** Start of Input for this task **

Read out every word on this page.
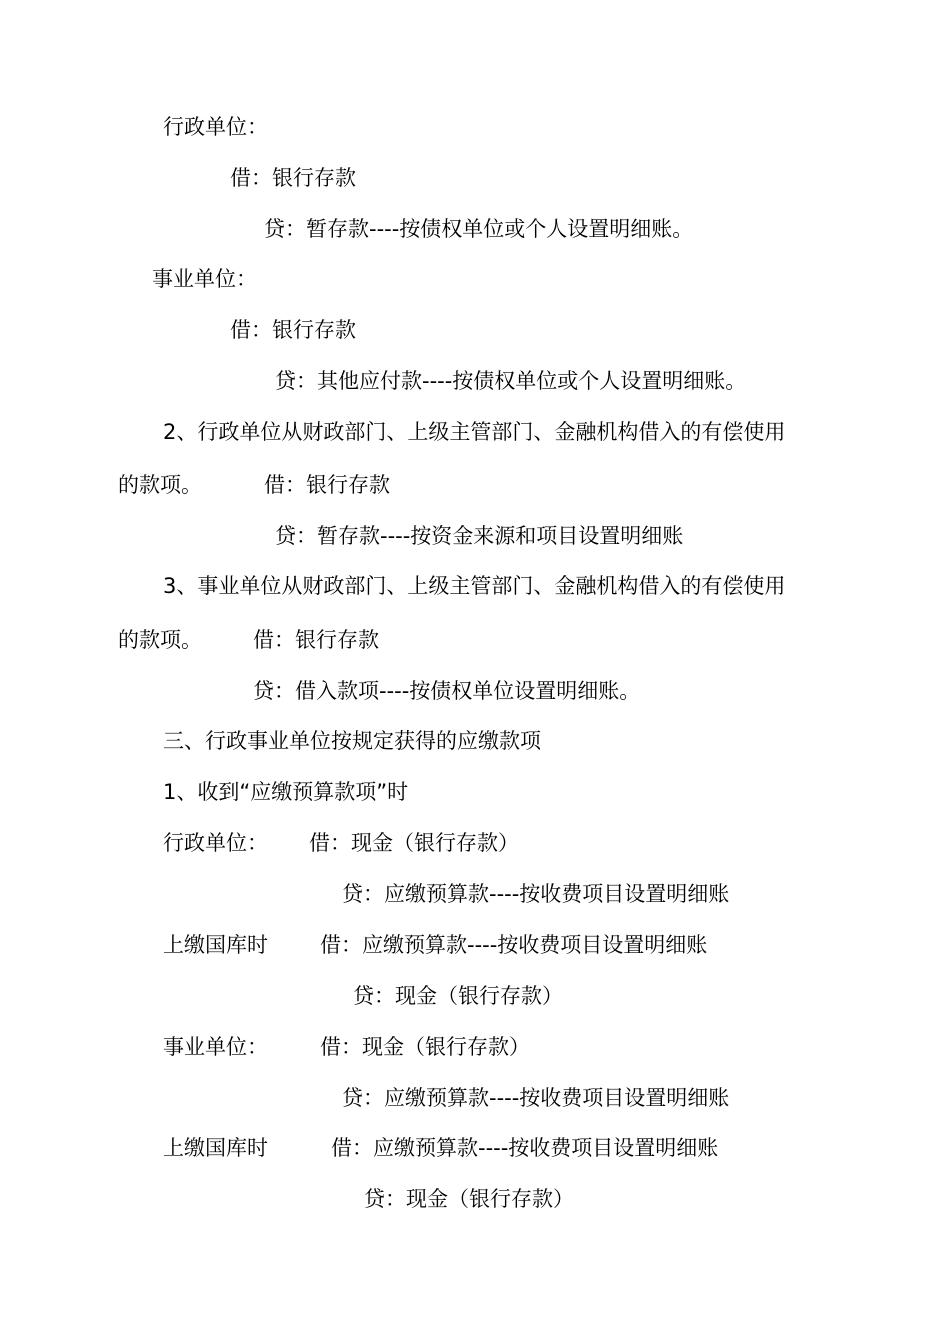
行政单位：
借：银行存款
贷：暂存款----按债权单位或个人设置明细账。
事业单位：
借：银行存款
贷：其他应付款----按债权单位或个人设置明细账。
2、行政单位从财政部门、上级主管部门、金融机构借入的有偿使用
的款项。	借：银行存款
贷：暂存款----按资金来源和项目设置明细账
3、事业单位从财政部门、上级主管部门、金融机构借入的有偿使用
的款项。 借：银行存款
贷：借入款项----按债权单位设置明细账。
三、行政事业单位按规定获得的应缴款项
1、收到“应缴预算款项”时
行政单位： 借：现金（银行存款）
贷：应缴预算款----按收费项目设置明细账
上缴国库时 借：应缴预算款----按收费项目设置明细账
贷：现金（银行存款）
事业单位： 借：现金（银行存款）
贷：应缴预算款----按收费项目设置明细账
上缴国库时	借：应缴预算款----按收费项目设置明细账
贷：现金（银行存款）
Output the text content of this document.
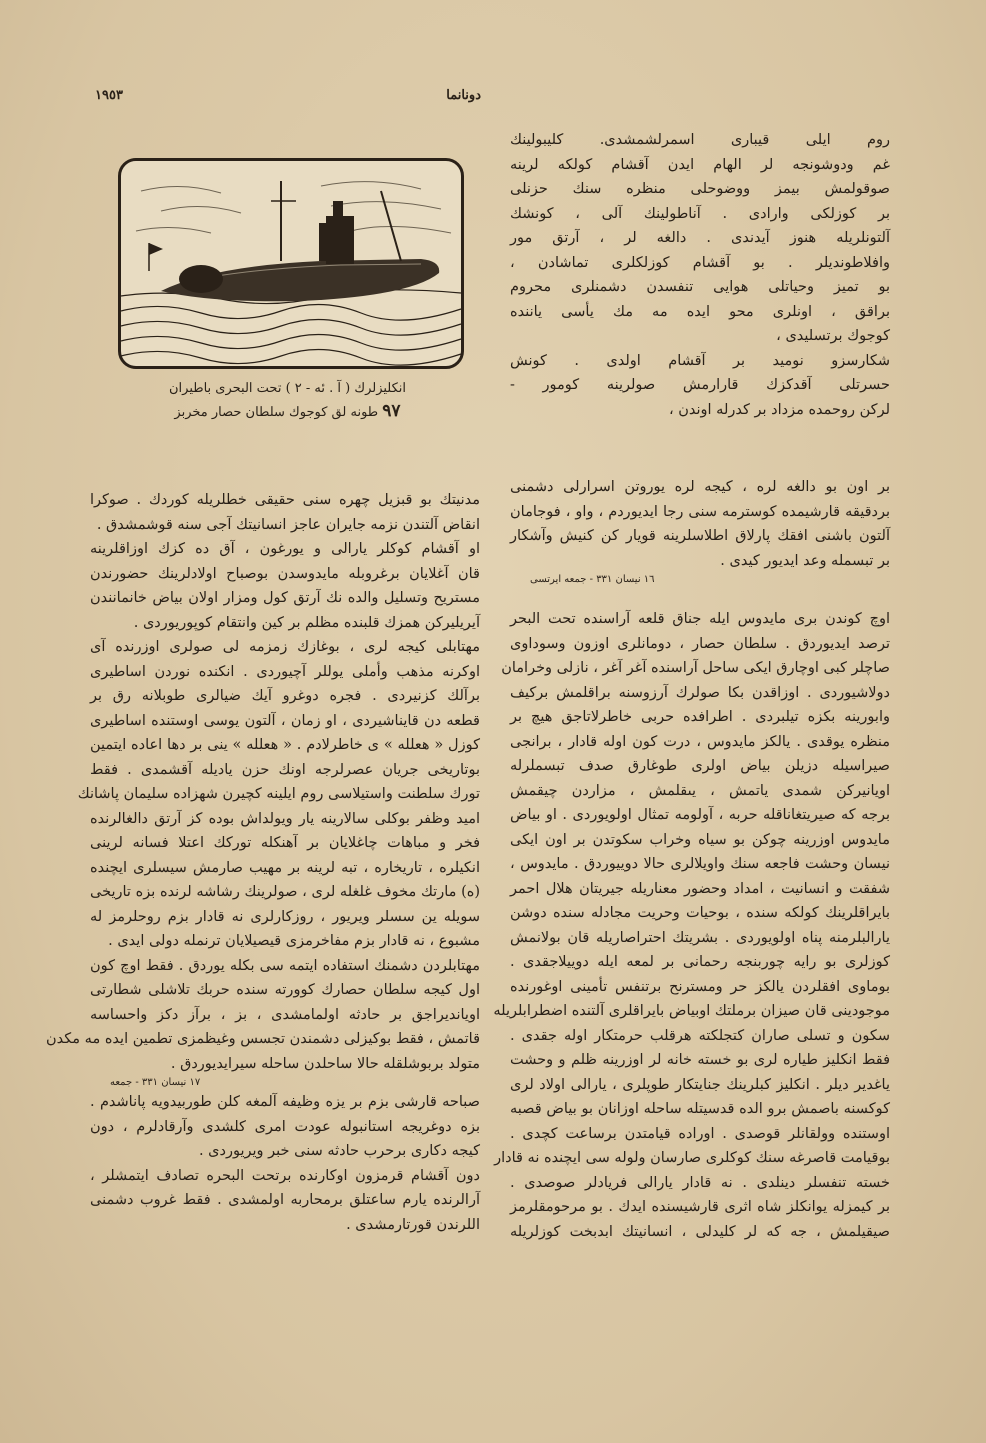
دونانما
١٩٥٣
انكليزلرك ( آ . ئه - ٢ ) تحت البحرى باطيران
٩٧ طونه لق كوجوك سلطان حصار مخربز

روم ايلى قيبارى اسمرلشمشدى. كليبولينك
غم ودوشونجه لر الهام ايدن آقشام كولكه لرينه
صوقولمش بيمز ووضوحلى منظره سنك حزنلى
بر كوزلكى وارادى . آناطولينك آلى ، كونشك
آلتونلريله هنوز آيدندى . دالغه لر ، آرتق مور
وافلاطونديلر . بو آقشام كوزلكلرى تماشادن ،
بو تميز وحياتلى هوايى تنفسدن دشمنلرى محروم
براقق ، اونلرى محو ايده مه مك يأسى ياننده
كوجوك برتسليدى ،

شكارسزو نوميد بر آقشام اولدى . كونش
حسرتلى آقدكزك قارارمش صولرينه كومور -
لركن روحمده مزداد بر كدرله اوندن ،

بر اون بو دالغه لره ، كيجه لره يوروتن اسرارلى دشمنى
بردقيقه قارشيمده كوسترمه سنى رجا ايديوردم ، واو ، فوجامان
آلتون باشنى افقك پارلاق اطلاسلرينه قويار كن كنيش وآشكار
بر تبسمله وعد ايديور كيدى .

١٦ نيسان ٣٣١ - جمعه ايرتسى

اوچ كوندن برى مايدوس ايله جناق قلعه آراسنده تحت البحر
ترصد ايديوردق . سلطان حصار ، دومانلرى اوزون وسوداوى
صاچلر كبى اوچارق ايكى ساحل آراسنده آغر آغر ، نازلى وخرامان
دولاشيوردى . اوزاقدن بكا صولرك آرزوسنه براقلمش بركيف
وابورينه بكزه تيلبردى . اطرافده حربى خاطرلاتاجق هيچ بر
منظره يوقدى . يالكز مايدوس ، درت كون اوله قادار ، برانجى
صيراسيله دزيلن بياض اولرى طوغارق صدف تبسملرله
اويانيركن شمدى ياتمش ، يىقلمش ، مزاردن چيقمش
برجه كه صيريتغاناقله حربه ، آولومه تمثال اولويوردى . او بياض
مايدوس اوزرينه چوكن بو سياه وخراب سكوتدن بر اون ايكى
نيسان وحشت فاجعه سنك واويلالرى حالا دوييوردق . مايدوس ،
شفقت و انسانيت ، امداد وحضور معناريله جيريتان هلال احمر
بايراقلرينك كولكه سنده ، بوحيات وحريت مجادله سنده دوشن
يارالبلرمنه پناه اولويوردى . بشريتك احتراصاريله قان بولانمش
كوزلرى بو رايه چوربنجه رحمانى بر لمعه ايله دوييلاجقدى .
بوماوى افقلردن يالكز حر ومسترنح برتنفس تأمينى اوغورنده
موجودينى قان صيزان برملتك اوبياض بايراقلرى آلتنده اضطرابلريله
سكون و تسلى صاران كتجلكته هرقلب حرمتكار اوله جقدى .
فقط انكليز طياره لرى بو خسته خانه لر اوزرينه ظلم و وحشت
ياغدير ديلر . انكليز كبلرينك جنايتكار طوپلرى ، يارالى اولاد لرى
كوكسنه باصمش برو الده قدسيتله ساحله اوزانان بو بياض قصبه
اوستنده وولقانلر قوصدى . اوراده قيامتدن برساعت كچدى .
بوقيامت قاصرغه سنك كوكلرى صارسان ولوله سى ايچنده نه قادار
خسته تنفسلر دينلدى . نه قادار يارالى فريادلر صوصدى .
بر كيمزله يوانكلز شاه اثرى قارشيسنده ايدك . بو مرحومقلرمز
صيقيلمش ، جه كه لر كليدلى ، انسانيتك ابدبخت كوزلريله

مدنيتك بو قبزيل چهره سنى حقيقى خطلريله كوردك . صوكرا
انقاض آلتندن نزمه جايران عاجز انسانيتك آجى سنه قوشمشدق .

او آقشام كوكلر يارالى و يورغون ، آق ده كزك اوزاقلرينه
قان آغلايان برغروبله مايدوسدن بوصباح اولادلرينك حضورندن
مستريح وتسليل والده نك آرتق كول ومزار اولان بياض خانمانندن
آيريليركن همزك قلبنده مظلم بر كين وانتقام كوپوريوردى .

مهتابلى كيجه لرى ، بوغازك زمزمه لى صولرى اوزرنده آى
اوكرنه مذهب وأملى يوللر آچيوردى . انكنده نوردن اساطيرى
برآلك كزنيردى . فجره دوغرو آيك ضيالرى طوبلانه رق بر
قطعه دن قايناشيردى ، او زمان ، آلتون يوسى اوستنده اساطيرى
كوزل « هعلله » ى خاطرلادم . « هعلله » ينى بر دها اعاده ايتمين
بوتاريخى جريان عصرلرجه اونك حزن يادیله آقشمدى . فقط
تورك سلطنت واستيلاسى روم ايلينه كچيرن شهزاده سليمان پاشانك
اميد وظفر بوكلى سالارينه يار ويولداش بوده كز آرتق دالغالرنده
فخر و مباهات چاغلايان بر آهنكله توركك اعتلا فسانه لرينى
انكيلره ، تاريخاره ، تبه لرينه بر مهيب صارمش سيسلرى ايچنده
(ه) مارتك مخوف غلغله لرى ، صولرينك رشاشه لرنده بزه تاريخى
سويله ين سسلر ويريور ، روزكارلرى نه قادار بزم روحلرمز له
مشبوع ، نه قادار بزم مفاخرمزى قيصيلايان ترنمله دولى ايدى .

مهتابلردن دشمنك استفاده ايتمه سى بكله يوردق . فقط اوچ كون
اول كيجه سلطان حصارك كوورته سنده حربك تلاشلى شطارتى
اويانديراجق بر حادثه اولمامشدى ، بز ، برآز دكز واحساسه
قاتمش ، فقط بوكيزلى دشمندن تجسس وغيظمزى تطمين ايده مه مكدن
متولد بربوشلقله حالا ساحلدن ساحله سيرايديوردق .

١٧ نيسان ٣٣١ - جمعه

صباحه قارشى بزم بر يزه وظيفه آلمغه كلن طوربيدويه پاناشدم .
بزه دوغريجه استانبوله عودت امرى كلشدى وآرقادلرم ، دون
كيجه دكارى برحرب حادثه سنى خبر ويريوردى .

دون آقشام قرمزون اوكارنده برتحت البحره تصادف ايتمشلر ،
آرالرنده يارم ساعتلق برمحاربه اولمشدى . فقط غروب دشمنى
اللرندن قورتارمشدى .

** End of Input for this task **

Stated exercise ▸ Identify the lines above with the word "حالا". Copy them.

Exercise result ▸
نيسان وحشت فاجعه سنك واويلالرى حالا دوييوردق . مايدوس ،
متولد بربوشلقله حالا ساحلدن ساحله سيرايديوردق .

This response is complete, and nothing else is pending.